● **DATA PROVIDED**:
**********
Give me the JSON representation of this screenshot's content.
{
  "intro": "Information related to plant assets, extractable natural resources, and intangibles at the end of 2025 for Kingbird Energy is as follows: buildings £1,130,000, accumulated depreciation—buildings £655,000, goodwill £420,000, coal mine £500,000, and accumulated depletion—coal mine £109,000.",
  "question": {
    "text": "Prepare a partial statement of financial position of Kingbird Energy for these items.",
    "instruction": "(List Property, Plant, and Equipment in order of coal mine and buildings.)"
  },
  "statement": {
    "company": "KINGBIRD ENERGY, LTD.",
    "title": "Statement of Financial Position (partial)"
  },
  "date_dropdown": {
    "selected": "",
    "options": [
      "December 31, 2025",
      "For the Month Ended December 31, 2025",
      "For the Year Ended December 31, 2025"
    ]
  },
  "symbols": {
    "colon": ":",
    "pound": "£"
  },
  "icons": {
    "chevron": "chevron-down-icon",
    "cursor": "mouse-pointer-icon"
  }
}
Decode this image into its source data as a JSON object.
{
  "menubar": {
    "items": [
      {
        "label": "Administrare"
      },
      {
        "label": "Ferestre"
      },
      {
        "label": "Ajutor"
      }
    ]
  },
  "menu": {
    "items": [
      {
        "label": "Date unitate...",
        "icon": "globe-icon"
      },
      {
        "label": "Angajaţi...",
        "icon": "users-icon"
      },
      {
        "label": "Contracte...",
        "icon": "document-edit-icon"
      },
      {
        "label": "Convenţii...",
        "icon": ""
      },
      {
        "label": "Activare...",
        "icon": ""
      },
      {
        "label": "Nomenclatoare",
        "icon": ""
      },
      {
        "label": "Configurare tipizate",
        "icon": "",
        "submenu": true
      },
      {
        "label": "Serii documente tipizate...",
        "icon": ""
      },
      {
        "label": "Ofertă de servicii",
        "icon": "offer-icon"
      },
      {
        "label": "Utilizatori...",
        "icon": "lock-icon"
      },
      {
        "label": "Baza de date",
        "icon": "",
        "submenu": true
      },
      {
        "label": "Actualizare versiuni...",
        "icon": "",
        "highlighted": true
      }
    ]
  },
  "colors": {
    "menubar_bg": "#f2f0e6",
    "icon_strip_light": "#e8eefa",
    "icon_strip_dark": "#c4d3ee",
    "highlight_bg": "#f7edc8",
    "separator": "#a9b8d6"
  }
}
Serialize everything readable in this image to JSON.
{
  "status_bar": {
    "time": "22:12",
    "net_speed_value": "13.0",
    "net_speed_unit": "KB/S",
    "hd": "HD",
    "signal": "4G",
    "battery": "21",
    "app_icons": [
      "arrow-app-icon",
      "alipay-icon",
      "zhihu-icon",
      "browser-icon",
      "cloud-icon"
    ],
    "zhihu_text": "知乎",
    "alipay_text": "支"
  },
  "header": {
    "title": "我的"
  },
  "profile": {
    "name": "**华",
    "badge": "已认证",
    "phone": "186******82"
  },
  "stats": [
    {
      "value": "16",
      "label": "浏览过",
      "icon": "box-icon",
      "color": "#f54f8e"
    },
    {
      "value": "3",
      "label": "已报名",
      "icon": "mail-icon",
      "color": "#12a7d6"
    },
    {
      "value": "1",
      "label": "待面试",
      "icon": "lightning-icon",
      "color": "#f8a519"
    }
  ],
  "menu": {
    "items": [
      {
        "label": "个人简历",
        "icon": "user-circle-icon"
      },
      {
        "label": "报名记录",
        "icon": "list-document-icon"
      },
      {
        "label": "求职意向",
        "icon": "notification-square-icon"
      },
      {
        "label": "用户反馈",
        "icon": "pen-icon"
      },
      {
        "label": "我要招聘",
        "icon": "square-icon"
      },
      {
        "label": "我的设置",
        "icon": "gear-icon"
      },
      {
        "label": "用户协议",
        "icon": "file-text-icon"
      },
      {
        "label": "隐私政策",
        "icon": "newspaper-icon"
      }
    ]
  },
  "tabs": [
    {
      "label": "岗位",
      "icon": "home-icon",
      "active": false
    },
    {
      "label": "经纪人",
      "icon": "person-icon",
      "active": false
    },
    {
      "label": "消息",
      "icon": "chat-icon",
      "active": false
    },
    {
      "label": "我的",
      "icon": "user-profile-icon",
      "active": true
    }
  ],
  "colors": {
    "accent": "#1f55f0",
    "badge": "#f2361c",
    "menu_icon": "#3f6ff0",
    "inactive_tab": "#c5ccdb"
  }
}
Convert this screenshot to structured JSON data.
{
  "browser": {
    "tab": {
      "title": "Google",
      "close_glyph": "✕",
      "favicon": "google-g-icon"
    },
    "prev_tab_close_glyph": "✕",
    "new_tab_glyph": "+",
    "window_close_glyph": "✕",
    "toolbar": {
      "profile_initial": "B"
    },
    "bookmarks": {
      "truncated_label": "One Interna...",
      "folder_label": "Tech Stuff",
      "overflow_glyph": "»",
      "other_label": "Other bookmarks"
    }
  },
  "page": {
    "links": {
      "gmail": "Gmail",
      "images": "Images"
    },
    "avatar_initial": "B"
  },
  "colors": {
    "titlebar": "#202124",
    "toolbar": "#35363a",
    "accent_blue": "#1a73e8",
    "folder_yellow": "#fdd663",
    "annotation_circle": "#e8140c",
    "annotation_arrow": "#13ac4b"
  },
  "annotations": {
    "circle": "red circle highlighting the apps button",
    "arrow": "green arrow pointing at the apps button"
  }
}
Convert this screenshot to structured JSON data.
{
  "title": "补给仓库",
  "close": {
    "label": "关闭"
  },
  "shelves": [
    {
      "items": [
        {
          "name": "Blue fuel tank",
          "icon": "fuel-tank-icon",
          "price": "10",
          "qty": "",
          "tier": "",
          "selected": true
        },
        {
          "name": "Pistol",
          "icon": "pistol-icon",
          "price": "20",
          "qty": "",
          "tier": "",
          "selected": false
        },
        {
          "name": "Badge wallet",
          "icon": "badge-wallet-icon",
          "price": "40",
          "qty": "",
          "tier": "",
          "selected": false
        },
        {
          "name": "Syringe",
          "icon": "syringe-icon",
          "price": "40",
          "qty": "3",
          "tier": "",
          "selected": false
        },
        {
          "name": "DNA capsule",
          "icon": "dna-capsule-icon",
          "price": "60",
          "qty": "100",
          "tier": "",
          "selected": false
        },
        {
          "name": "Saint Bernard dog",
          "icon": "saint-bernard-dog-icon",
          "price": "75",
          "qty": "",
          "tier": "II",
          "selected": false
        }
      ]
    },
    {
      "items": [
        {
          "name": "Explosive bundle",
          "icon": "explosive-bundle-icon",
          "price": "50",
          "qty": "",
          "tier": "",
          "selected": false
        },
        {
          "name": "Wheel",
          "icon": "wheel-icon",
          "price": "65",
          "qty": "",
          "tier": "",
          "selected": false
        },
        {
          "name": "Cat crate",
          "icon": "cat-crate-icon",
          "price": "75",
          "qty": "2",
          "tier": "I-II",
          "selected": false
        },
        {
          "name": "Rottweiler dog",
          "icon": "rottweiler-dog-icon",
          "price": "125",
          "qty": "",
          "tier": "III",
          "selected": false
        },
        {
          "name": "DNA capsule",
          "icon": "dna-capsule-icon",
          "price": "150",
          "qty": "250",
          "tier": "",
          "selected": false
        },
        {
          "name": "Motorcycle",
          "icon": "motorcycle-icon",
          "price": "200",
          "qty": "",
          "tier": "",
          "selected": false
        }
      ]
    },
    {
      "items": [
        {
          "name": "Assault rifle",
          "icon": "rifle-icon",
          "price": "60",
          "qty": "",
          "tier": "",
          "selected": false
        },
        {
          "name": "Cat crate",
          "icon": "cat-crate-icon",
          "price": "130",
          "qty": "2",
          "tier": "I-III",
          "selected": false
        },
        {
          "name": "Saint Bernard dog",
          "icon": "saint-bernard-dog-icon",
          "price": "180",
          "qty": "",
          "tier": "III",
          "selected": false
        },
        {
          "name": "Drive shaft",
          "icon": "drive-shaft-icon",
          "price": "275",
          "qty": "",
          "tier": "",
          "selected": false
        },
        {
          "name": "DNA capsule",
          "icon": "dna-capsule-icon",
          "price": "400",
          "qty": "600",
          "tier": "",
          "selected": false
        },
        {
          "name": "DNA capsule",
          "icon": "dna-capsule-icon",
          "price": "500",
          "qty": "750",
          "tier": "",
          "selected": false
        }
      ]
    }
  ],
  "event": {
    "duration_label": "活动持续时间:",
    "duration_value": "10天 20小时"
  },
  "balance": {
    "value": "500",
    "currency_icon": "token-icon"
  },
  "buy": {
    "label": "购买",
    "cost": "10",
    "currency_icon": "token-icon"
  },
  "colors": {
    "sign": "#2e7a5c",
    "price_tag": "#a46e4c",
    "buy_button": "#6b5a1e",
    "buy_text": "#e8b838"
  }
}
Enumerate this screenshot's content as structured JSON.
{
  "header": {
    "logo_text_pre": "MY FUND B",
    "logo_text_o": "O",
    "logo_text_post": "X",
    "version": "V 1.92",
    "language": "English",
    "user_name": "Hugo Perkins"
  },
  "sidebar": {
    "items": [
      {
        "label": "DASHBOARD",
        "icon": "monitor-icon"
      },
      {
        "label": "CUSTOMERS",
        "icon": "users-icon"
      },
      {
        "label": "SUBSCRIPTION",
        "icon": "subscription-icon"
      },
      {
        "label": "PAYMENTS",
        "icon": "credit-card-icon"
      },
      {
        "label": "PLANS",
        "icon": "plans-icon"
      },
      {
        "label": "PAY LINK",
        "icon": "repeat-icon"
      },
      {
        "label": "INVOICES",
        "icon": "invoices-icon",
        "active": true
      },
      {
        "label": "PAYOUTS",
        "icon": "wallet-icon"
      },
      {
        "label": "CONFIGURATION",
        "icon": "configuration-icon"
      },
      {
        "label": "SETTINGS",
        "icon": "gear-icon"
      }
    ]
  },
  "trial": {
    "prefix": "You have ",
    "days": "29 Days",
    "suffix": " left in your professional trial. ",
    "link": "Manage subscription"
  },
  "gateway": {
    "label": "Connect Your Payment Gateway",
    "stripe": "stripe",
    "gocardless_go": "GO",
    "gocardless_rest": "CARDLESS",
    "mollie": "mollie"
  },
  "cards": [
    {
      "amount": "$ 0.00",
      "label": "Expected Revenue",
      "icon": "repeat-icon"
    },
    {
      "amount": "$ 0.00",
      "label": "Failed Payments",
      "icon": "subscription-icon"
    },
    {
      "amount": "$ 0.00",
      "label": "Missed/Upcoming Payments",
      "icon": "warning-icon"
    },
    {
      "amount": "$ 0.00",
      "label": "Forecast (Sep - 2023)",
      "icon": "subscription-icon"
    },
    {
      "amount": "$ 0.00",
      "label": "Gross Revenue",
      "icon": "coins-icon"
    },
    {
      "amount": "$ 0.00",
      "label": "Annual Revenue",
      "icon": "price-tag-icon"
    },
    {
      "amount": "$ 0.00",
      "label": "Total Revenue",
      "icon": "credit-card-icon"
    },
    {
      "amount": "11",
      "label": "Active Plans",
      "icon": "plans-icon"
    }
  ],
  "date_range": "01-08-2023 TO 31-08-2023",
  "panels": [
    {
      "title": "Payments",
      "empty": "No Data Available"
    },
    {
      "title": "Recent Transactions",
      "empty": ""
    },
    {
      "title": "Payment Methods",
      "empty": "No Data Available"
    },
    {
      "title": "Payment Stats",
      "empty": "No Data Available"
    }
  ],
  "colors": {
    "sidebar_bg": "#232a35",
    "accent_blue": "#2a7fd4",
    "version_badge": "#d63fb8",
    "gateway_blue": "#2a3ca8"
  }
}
**********
● **WORK TO COMPLETE**: Filter for "square". Return all lines that hold it.

● **SOLUTION FOR THIS TASK**:
        "icon": "notification-square-icon"
        "icon": "square-icon"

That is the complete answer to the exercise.